#### Stored records

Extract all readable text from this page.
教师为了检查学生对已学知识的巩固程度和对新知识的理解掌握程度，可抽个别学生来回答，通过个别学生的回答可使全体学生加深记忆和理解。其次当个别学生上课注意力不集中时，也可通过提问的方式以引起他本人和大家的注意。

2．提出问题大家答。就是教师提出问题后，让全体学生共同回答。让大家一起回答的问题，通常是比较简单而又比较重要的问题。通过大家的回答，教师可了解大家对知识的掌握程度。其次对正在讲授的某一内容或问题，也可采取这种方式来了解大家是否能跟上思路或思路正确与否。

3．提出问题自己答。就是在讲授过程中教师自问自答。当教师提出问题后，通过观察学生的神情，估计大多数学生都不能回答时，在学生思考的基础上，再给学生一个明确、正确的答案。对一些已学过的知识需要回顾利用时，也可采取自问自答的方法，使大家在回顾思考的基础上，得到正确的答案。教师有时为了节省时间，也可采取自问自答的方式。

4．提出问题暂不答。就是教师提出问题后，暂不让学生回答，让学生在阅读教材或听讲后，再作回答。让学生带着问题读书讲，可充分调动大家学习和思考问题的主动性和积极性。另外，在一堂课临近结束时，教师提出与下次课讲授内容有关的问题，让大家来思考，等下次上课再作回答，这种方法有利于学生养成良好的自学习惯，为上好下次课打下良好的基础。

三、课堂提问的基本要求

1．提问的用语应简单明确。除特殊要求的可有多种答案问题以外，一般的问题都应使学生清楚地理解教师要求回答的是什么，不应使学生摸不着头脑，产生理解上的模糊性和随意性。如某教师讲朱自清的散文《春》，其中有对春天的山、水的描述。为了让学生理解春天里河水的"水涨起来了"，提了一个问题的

########

▸ **Written exercise**: From the data above, copy each line where the string "就是教师提出问题后" appears.

▸ **Exercise response**:
2．提出问题大家答。就是教师提出问题后，让全体学生共同回答。让大家一起回答的问题，通常是比较简单而又比较重要的问题。通过大家的回答，教师可了解大家对知识的掌握程度。其次对正在讲授的某一内容或问题，也可采取这种方式来了解大家是否能跟上思路或思路正确与否。
4．提出问题暂不答。就是教师提出问题后，暂不让学生回答，让学生在阅读教材或听讲后，再作回答。让学生带着问题读书讲，可充分调动大家学习和思考问题的主动性和积极性。另外，在一堂课临近结束时，教师提出与下次课讲授内容有关的问题，让大家来思考，等下次上课再作回答，这种方法有利于学生养成良好的自学习惯，为上好下次课打下良好的基础。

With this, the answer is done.